§ Supplied entries

● ● ● ●

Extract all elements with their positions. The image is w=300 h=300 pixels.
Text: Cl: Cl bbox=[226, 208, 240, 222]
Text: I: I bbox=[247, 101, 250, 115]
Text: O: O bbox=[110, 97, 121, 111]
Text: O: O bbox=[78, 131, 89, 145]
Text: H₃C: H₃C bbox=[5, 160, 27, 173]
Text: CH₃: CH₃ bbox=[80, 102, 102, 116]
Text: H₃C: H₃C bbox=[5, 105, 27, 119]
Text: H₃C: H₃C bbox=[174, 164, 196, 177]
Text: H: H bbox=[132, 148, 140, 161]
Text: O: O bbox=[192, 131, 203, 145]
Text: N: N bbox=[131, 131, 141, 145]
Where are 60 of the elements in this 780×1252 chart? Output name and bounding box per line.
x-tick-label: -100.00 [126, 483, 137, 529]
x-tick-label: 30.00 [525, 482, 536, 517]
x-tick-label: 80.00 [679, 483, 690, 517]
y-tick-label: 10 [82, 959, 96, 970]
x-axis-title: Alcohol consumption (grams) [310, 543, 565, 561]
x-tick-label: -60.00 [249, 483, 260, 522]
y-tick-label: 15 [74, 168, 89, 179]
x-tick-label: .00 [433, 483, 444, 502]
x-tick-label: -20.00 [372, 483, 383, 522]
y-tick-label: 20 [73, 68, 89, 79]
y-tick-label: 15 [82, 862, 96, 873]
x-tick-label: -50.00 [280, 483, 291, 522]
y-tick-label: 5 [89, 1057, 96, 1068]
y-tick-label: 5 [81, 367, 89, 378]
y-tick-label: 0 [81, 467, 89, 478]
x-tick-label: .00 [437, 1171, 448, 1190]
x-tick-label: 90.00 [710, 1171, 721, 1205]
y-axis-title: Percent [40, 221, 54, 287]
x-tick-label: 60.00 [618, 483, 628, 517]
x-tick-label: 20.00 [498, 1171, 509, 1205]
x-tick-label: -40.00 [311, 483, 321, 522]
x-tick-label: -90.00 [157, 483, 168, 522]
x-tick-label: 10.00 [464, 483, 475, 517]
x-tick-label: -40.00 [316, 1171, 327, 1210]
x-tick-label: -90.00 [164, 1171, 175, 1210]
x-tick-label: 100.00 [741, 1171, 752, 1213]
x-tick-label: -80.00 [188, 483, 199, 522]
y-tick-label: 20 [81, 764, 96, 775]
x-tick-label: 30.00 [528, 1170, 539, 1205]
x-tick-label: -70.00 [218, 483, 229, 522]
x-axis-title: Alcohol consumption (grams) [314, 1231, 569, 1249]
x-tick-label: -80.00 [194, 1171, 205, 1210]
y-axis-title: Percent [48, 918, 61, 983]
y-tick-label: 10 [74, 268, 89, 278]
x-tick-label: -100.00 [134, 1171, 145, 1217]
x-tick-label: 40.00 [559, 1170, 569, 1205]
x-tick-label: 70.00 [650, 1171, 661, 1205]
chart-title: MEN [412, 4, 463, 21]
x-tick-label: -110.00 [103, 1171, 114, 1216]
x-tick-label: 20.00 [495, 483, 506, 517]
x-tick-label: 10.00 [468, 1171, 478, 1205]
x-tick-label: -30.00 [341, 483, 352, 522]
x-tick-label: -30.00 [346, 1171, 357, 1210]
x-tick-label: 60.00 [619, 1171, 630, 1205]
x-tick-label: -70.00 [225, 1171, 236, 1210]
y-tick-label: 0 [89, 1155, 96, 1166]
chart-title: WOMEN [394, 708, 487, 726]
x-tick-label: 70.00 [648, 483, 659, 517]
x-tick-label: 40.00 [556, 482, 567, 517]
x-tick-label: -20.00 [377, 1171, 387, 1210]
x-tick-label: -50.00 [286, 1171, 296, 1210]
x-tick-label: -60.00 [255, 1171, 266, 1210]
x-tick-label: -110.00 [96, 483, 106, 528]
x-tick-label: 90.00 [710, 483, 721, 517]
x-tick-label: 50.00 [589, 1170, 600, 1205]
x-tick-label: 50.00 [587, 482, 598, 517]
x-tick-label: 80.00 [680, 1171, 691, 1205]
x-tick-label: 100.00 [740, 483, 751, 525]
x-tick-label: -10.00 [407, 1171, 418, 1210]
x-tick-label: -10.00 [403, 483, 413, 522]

● ● ● ●

§ The exercise
Rewrite every line of the entries above, putting "Alcohol intake" in place of "Alcohol consumption" and leaving everything else untouched.

§ Solution to the problem
Extract all elements with their positions. The image is w=300 h=300 pixels.
Text: Cl: Cl bbox=[226, 208, 240, 222]
Text: I: I bbox=[247, 101, 250, 115]
Text: O: O bbox=[110, 97, 121, 111]
Text: O: O bbox=[78, 131, 89, 145]
Text: H₃C: H₃C bbox=[5, 160, 27, 173]
Text: CH₃: CH₃ bbox=[80, 102, 102, 116]
Text: H₃C: H₃C bbox=[5, 105, 27, 119]
Text: H₃C: H₃C bbox=[174, 164, 196, 177]
Text: H: H bbox=[132, 148, 140, 161]
Text: O: O bbox=[192, 131, 203, 145]
Text: N: N bbox=[131, 131, 141, 145]
Where are 60 of the elements in this 780×1252 chart? Output name and bounding box per line.
x-tick-label: -100.00 [126, 483, 137, 529]
x-tick-label: 30.00 [525, 482, 536, 517]
x-tick-label: 80.00 [679, 483, 690, 517]
y-tick-label: 10 [82, 959, 96, 970]
x-axis-title: Alcohol intake (grams) [310, 543, 565, 561]
x-tick-label: -60.00 [249, 483, 260, 522]
y-tick-label: 15 [74, 168, 89, 179]
x-tick-label: .00 [433, 483, 444, 502]
x-tick-label: -20.00 [372, 483, 383, 522]
y-tick-label: 20 [73, 68, 89, 79]
y-tick-label: 15 [82, 862, 96, 873]
x-tick-label: -50.00 [280, 483, 291, 522]
y-tick-label: 5 [89, 1057, 96, 1068]
y-tick-label: 5 [81, 367, 89, 378]
y-tick-label: 0 [81, 467, 89, 478]
x-tick-label: .00 [437, 1171, 448, 1190]
x-tick-label: 90.00 [710, 1171, 721, 1205]
y-axis-title: Percent [40, 221, 54, 287]
x-tick-label: 60.00 [618, 483, 628, 517]
x-tick-label: 20.00 [498, 1171, 509, 1205]
x-tick-label: -40.00 [311, 483, 321, 522]
x-tick-label: -90.00 [157, 483, 168, 522]
x-tick-label: 10.00 [464, 483, 475, 517]
x-tick-label: -40.00 [316, 1171, 327, 1210]
x-tick-label: -90.00 [164, 1171, 175, 1210]
x-tick-label: 100.00 [741, 1171, 752, 1213]
x-tick-label: -80.00 [188, 483, 199, 522]
y-tick-label: 20 [81, 764, 96, 775]
x-tick-label: 30.00 [528, 1170, 539, 1205]
x-tick-label: -70.00 [218, 483, 229, 522]
x-axis-title: Alcohol intake (grams) [314, 1231, 569, 1249]
x-tick-label: -80.00 [194, 1171, 205, 1210]
y-axis-title: Percent [48, 918, 61, 983]
y-tick-label: 10 [74, 268, 89, 278]
x-tick-label: -100.00 [134, 1171, 145, 1217]
x-tick-label: 40.00 [559, 1170, 569, 1205]
x-tick-label: 70.00 [650, 1171, 661, 1205]
chart-title: MEN [412, 4, 463, 21]
x-tick-label: -110.00 [103, 1171, 114, 1216]
x-tick-label: 20.00 [495, 483, 506, 517]
x-tick-label: 10.00 [468, 1171, 478, 1205]
x-tick-label: -30.00 [341, 483, 352, 522]
x-tick-label: -30.00 [346, 1171, 357, 1210]
x-tick-label: 60.00 [619, 1171, 630, 1205]
x-tick-label: -70.00 [225, 1171, 236, 1210]
y-tick-label: 0 [89, 1155, 96, 1166]
chart-title: WOMEN [394, 708, 487, 726]
x-tick-label: 70.00 [648, 483, 659, 517]
x-tick-label: 40.00 [556, 482, 567, 517]
x-tick-label: -20.00 [377, 1171, 387, 1210]
x-tick-label: -50.00 [286, 1171, 296, 1210]
x-tick-label: -60.00 [255, 1171, 266, 1210]
x-tick-label: -110.00 [96, 483, 106, 528]
x-tick-label: 90.00 [710, 483, 721, 517]
x-tick-label: 50.00 [589, 1170, 600, 1205]
x-tick-label: 50.00 [587, 482, 598, 517]
x-tick-label: 80.00 [680, 1171, 691, 1205]
x-tick-label: 100.00 [740, 483, 751, 525]
x-tick-label: -10.00 [407, 1171, 418, 1210]
x-tick-label: -10.00 [403, 483, 413, 522]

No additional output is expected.